___ Records to use

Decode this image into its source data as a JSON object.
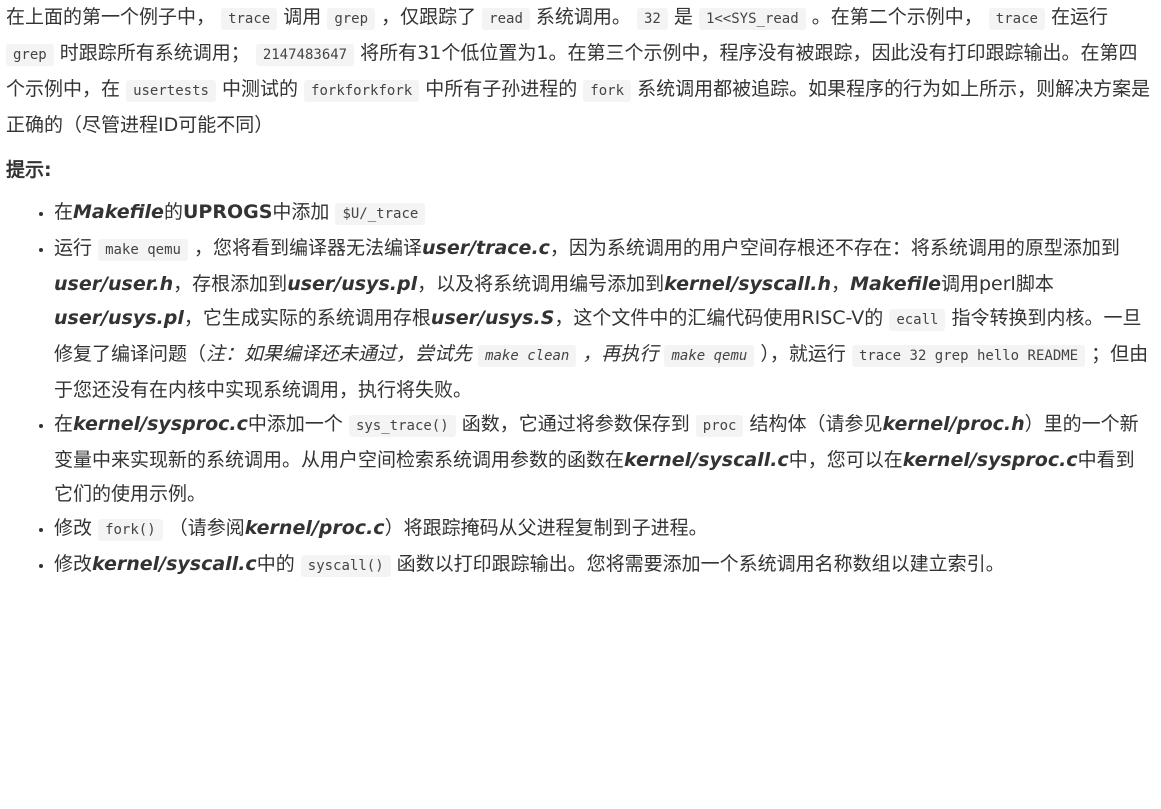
{
  "intro": {
    "t1": "在上面的第一个例子中，",
    "c1": "trace",
    "t2": "调用",
    "c2": "grep",
    "t3": "，仅跟踪了",
    "c3": "read",
    "t4": "系统调用。",
    "c4": "32",
    "t5": "是",
    "c5": "1<<SYS_read",
    "t6": "。在第二个示例中，",
    "c6": "trace",
    "t7": "在运行",
    "c7": "grep",
    "t8": "时跟踪所有系统调用；",
    "c8": "2147483647",
    "t9": "将所有31个低位置为1。在第三个示例中，程序没有被跟踪，因此没有打印跟踪输出。在第四个示例中，在",
    "c9": "usertests",
    "t10": "中测试的",
    "c10": "forkforkfork",
    "t11": "中所有子孙进程的",
    "c11": "fork",
    "t12": "系统调用都被追踪。如果程序的行为如上所示，则解决方案是正确的（尽管进程ID可能不同）"
  },
  "hints_heading": "提示:",
  "hints": {
    "h1": {
      "t1": "在",
      "e1": "Makefile",
      "t2": "的",
      "b1": "UPROGS",
      "t3": "中添加",
      "c1": "$U/_trace"
    },
    "h2": {
      "t1": "运行",
      "c1": "make qemu",
      "t2": "，您将看到编译器无法编译",
      "e1": "user/trace.c",
      "t3": "，因为系统调用的用户空间存根还不存在：将系统调用的原型添加到",
      "e2": "user/user.h",
      "t4": "，存根添加到",
      "e3": "user/usys.pl",
      "t5": "，以及将系统调用编号添加到",
      "e4": "kernel/syscall.h",
      "t6": "，",
      "e5": "Makefile",
      "t7": "调用perl脚本",
      "e6": "user/usys.pl",
      "t8": "，它生成实际的系统调用存根",
      "e7": "user/usys.S",
      "t9": "，这个文件中的汇编代码使用RISC-V的",
      "c2": "ecall",
      "t10": "指令转换到内核。一旦修复了编译问题（",
      "i1": "注：如果编译还未通过，尝试先",
      "c3": "make clean",
      "i2": "，再执行",
      "c4": "make qemu",
      "t11": "），就运行",
      "c5": "trace 32 grep hello README",
      "t12": "；但由于您还没有在内核中实现系统调用，执行将失败。"
    },
    "h3": {
      "t1": "在",
      "e1": "kernel/sysproc.c",
      "t2": "中添加一个",
      "c1": "sys_trace()",
      "t3": "函数，它通过将参数保存到",
      "c2": "proc",
      "t4": "结构体（请参见",
      "e2": "kernel/proc.h",
      "t5": "）里的一个新变量中来实现新的系统调用。从用户空间检索系统调用参数的函数在",
      "e3": "kernel/syscall.c",
      "t6": "中，您可以在",
      "e4": "kernel/sysproc.c",
      "t7": "中看到它们的使用示例。"
    },
    "h4": {
      "t1": "修改",
      "c1": "fork()",
      "t2": "（请参阅",
      "e1": "kernel/proc.c",
      "t3": "）将跟踪掩码从父进程复制到子进程。"
    },
    "h5": {
      "t1": "修改",
      "e1": "kernel/syscall.c",
      "t2": "中的",
      "c1": "syscall()",
      "t3": "函数以打印跟踪输出。您将需要添加一个系统调用名称数组以建立索引。"
    }
  }
}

______

In the entries above, find each line with the word "grep" and show it.

* Exercise answer
    "c2": "grep",
    "c7": "grep",
      "c5": "trace 32 grep hello README",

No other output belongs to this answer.